▶ **Sezione del testo**

::::::

Approfondimenti

La vittoria di Meloni, i guai di Letta e Salvini e le altre notizie della giornata

Il racconto della giornata di lunedì 26 settembre 2022 con le notizie principali del giornale radio delle 19.30. La valanga elettorale travolge il segretario del Pd Enrico Letta e il leader della Lega Matteo Salvini. Letta ha già detto che non si ricandiderà alla guida del partito, il capo della Lega invece resiste. Anche se per domani è già convocato il consiglio federale e la resa dei conti pare vicina. Giorgia Meloni, leader dei Fratelli d’Italia, resta in silenzio, ma parlano i suoi ed elencano le priorità, tra cui abolire il reddito di cittadinanza e tutelare i bambini dall’educazione sessuale forzata. Renato Schifani, Forza Italia, è in testa alle elezioni regionali in Sicilia. Il Cremlino ammette di aver fatto un errore chiamando i riservisti per combattere in Ucraina e annuncia che per ora le frontiere della Russia non saranno chiuse.

Circolano i primi nomi per il nuovo governo di Fratelli d’Italia

(di Luigi Ambrosio)

Il totonomi è come i sondaggi. Non ci azzecca mai. Ma indica una tendenza. Oggi Fratelli d’Italia lascia che circolino alcuni nomi che dicono cose al di là del loro stesso nome. Agli Esteri e all’Economia innanzitutto. Sono le due caselle che per il Quirinale rappresentano la linea rossa da non superare, fin dal 2018, ai tempi del governo gialloverde. Mattarella intende usare lo stesso metodo: non toccate gli Esteri e l’Economia, non uscite dai binari nei rapporti internazionali e nelle regole di bilancio.

::::::

▶ **Estratto dei dati**
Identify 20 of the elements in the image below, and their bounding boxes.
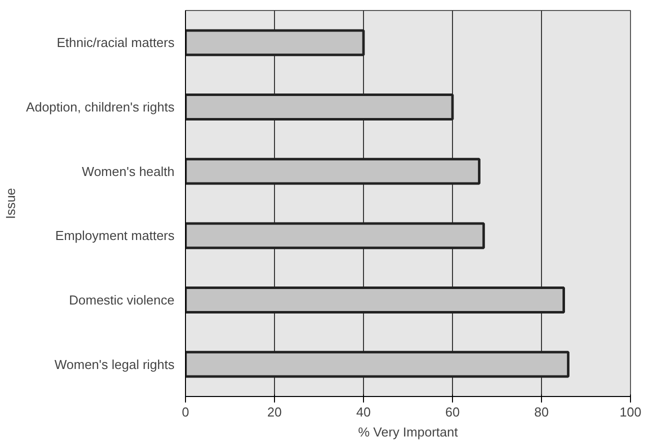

::::::

▶ **Compiti da svolgere**
(a) Rispondi a queste domande in base al testo:
(i) Chi è in testa alle elezioni regionali in Sicilia, e per quale partito?
(ii) Che cosa ha già detto Enrico Letta riguardo alla guida del partito?
(iii) Quali due caselle rappresentano per il Quirinale la linea rossa da non superare?
(b) Per favore, trascrivi senza modifiche il passo del testo che va da "Il racconto della" fino a "non saranno chiuse." compreso.
Il materiale non ha alcun legame con il testo.

▶ **Soluzioni per compito**
(a)
(i) Renato Schifani, di Forza Italia.
(ii) Che non si ricandiderà alla guida del partito.
(iii) Gli Esteri e l'Economia.

(b)
Il racconto della giornata di lunedì 26 settembre 2022 con le notizie principali del giornale radio delle 19.30. La valanga elettorale travolge il segretario del Pd Enrico Letta e il leader della Lega Matteo Salvini. Letta ha già detto che non si ricandiderà alla guida del partito, il capo della Lega invece resiste. Anche se per domani è già convocato il consiglio federale e la resa dei conti pare vicina. Giorgia Meloni, leader dei Fratelli d’Italia, resta in silenzio, ma parlano i suoi ed elencano le priorità, tra cui abolire il reddito di cittadinanza e tutelare i bambini dall’educazione sessuale forzata. Renato Schifani, Forza Italia, è in testa alle elezioni regionali in Sicilia. Il Cremlino ammette di aver fatto un errore chiamando i riservisti per combattere in Ucraina e annuncia che per ora le frontiere della Russia non saranno chiuse.